GIVEN PROBLEM
Tell how many lines have the string "fill" in them, and write nothing besides the number.

====

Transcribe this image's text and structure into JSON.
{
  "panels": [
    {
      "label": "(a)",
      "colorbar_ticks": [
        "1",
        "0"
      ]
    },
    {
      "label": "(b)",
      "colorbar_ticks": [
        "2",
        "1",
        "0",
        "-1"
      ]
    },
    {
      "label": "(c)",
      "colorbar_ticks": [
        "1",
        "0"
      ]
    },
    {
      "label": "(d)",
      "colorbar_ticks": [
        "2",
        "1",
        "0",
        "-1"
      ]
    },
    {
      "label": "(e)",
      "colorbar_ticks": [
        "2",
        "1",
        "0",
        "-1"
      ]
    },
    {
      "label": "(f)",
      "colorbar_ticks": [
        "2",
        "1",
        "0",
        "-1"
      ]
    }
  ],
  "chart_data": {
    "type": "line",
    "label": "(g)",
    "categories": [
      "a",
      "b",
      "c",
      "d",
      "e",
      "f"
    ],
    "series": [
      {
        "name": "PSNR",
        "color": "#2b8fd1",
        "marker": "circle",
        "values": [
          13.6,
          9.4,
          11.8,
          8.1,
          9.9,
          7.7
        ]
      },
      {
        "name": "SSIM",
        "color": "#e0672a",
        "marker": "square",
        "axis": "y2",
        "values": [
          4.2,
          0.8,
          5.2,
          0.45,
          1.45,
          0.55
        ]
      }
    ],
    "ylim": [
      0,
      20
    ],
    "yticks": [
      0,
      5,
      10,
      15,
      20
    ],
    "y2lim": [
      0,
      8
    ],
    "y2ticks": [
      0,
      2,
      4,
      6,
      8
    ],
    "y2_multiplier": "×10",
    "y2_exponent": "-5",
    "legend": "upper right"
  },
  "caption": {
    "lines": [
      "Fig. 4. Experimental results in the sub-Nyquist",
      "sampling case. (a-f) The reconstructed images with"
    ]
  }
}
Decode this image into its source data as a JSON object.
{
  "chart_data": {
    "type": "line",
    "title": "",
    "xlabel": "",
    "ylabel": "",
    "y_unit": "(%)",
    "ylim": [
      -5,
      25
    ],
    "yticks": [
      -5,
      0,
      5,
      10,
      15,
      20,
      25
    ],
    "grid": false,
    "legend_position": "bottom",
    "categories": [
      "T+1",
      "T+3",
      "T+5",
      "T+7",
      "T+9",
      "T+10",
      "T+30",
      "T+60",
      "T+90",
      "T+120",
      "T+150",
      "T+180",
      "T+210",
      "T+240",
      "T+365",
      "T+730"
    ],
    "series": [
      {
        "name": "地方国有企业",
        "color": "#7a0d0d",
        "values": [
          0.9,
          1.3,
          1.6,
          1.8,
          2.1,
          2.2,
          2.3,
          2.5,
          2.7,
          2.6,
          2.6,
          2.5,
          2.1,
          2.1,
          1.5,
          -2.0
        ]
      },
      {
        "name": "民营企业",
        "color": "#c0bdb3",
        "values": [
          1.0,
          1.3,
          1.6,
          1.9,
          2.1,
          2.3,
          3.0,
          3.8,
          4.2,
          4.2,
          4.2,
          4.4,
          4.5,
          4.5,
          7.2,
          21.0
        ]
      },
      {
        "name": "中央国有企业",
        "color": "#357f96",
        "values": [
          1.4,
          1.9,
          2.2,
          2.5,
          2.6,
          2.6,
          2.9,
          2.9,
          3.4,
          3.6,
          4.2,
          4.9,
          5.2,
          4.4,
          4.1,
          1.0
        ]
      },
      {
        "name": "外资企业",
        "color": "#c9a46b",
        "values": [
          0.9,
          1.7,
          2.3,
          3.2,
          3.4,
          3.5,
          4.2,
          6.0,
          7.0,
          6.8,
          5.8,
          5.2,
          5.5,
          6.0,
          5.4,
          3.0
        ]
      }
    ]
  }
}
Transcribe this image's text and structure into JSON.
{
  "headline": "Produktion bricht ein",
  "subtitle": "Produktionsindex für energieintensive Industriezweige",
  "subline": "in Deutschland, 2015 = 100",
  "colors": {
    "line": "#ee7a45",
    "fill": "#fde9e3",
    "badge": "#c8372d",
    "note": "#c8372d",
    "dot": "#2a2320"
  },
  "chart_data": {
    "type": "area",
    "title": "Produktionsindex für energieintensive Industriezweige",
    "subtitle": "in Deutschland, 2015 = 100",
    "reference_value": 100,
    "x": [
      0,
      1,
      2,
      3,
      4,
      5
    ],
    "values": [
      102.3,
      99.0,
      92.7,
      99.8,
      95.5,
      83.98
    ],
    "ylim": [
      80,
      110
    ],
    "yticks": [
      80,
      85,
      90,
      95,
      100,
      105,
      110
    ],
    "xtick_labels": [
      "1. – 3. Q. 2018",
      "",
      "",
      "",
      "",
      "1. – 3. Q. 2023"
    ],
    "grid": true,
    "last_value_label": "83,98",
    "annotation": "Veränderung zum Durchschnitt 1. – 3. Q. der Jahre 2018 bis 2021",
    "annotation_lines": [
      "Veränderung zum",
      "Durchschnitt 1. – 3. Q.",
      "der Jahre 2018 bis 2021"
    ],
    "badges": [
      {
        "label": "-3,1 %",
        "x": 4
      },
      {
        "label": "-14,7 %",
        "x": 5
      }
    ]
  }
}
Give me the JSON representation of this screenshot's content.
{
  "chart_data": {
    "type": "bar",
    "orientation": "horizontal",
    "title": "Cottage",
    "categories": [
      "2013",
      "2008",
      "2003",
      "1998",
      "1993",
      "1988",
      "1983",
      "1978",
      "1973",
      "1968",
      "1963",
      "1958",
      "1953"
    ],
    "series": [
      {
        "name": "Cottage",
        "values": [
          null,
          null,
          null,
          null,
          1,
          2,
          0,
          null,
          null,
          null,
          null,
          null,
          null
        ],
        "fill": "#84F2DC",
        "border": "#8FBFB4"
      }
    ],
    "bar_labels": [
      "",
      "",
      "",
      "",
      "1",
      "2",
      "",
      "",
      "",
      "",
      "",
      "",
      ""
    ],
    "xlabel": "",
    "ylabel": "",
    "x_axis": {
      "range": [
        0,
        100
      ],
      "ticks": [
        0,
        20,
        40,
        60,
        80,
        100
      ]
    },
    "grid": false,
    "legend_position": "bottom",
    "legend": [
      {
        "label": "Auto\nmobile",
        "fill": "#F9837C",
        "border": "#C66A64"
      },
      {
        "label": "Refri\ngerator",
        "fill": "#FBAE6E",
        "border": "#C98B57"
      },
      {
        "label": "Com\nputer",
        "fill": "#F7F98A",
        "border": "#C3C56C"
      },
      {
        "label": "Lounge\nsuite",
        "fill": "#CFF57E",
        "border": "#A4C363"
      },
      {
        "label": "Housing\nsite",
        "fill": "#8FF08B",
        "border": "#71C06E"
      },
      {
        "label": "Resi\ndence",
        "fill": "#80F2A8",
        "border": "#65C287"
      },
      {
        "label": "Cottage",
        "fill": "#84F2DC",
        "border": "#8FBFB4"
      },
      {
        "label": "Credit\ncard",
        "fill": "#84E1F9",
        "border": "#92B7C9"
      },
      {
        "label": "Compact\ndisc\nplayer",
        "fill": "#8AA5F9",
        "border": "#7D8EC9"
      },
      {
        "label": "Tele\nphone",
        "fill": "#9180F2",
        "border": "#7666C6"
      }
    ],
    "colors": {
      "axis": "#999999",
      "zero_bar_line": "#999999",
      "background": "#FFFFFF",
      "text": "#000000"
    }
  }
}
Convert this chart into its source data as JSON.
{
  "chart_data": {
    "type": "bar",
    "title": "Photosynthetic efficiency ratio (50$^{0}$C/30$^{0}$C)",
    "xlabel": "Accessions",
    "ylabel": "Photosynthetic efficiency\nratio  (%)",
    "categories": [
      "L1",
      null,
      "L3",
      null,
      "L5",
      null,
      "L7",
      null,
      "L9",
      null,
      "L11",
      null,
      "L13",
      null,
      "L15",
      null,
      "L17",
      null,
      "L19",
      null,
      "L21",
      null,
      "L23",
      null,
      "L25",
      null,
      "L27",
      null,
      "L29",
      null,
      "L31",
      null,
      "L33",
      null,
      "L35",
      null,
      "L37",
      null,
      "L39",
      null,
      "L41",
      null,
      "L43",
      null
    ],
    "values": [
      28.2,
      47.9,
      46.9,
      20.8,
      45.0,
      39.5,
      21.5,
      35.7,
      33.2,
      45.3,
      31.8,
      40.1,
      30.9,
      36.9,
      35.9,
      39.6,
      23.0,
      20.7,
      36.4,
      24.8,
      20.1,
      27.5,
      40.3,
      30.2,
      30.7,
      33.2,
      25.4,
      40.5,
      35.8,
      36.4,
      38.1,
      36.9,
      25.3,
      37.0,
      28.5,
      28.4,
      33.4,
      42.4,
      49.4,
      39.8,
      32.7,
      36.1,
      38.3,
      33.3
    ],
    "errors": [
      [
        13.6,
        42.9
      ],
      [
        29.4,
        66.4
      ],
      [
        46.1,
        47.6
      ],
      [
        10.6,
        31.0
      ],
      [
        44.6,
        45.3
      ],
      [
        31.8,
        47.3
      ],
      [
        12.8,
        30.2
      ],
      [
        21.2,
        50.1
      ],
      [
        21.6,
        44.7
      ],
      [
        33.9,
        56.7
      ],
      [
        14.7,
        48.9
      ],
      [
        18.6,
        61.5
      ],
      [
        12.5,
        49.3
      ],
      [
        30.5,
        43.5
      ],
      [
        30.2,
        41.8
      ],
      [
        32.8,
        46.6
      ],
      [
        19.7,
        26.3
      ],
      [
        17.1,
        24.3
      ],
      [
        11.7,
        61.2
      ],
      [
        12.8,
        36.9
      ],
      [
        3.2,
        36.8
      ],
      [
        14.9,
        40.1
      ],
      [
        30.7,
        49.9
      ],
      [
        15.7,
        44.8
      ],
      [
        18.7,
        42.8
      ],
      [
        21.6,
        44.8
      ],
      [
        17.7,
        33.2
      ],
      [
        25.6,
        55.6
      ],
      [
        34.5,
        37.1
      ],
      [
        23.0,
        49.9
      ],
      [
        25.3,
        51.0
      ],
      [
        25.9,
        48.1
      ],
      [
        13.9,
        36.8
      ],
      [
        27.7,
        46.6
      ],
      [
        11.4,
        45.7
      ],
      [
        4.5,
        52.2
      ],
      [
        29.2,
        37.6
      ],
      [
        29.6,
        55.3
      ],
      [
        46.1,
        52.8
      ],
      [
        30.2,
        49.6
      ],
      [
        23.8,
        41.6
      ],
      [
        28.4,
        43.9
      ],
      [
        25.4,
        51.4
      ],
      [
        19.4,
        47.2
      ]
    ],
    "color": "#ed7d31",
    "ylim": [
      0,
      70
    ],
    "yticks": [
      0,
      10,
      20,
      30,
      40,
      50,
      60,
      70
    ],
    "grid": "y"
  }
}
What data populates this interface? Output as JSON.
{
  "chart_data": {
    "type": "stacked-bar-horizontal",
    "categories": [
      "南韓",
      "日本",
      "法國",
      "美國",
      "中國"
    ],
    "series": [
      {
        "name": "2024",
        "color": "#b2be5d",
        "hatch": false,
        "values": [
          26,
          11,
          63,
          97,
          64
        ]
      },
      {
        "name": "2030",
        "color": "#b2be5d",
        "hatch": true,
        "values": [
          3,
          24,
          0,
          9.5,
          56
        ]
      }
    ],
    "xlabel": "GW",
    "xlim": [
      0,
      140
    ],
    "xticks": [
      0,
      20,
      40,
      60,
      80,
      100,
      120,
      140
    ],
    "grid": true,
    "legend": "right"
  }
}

====

WORKED ANSWER
12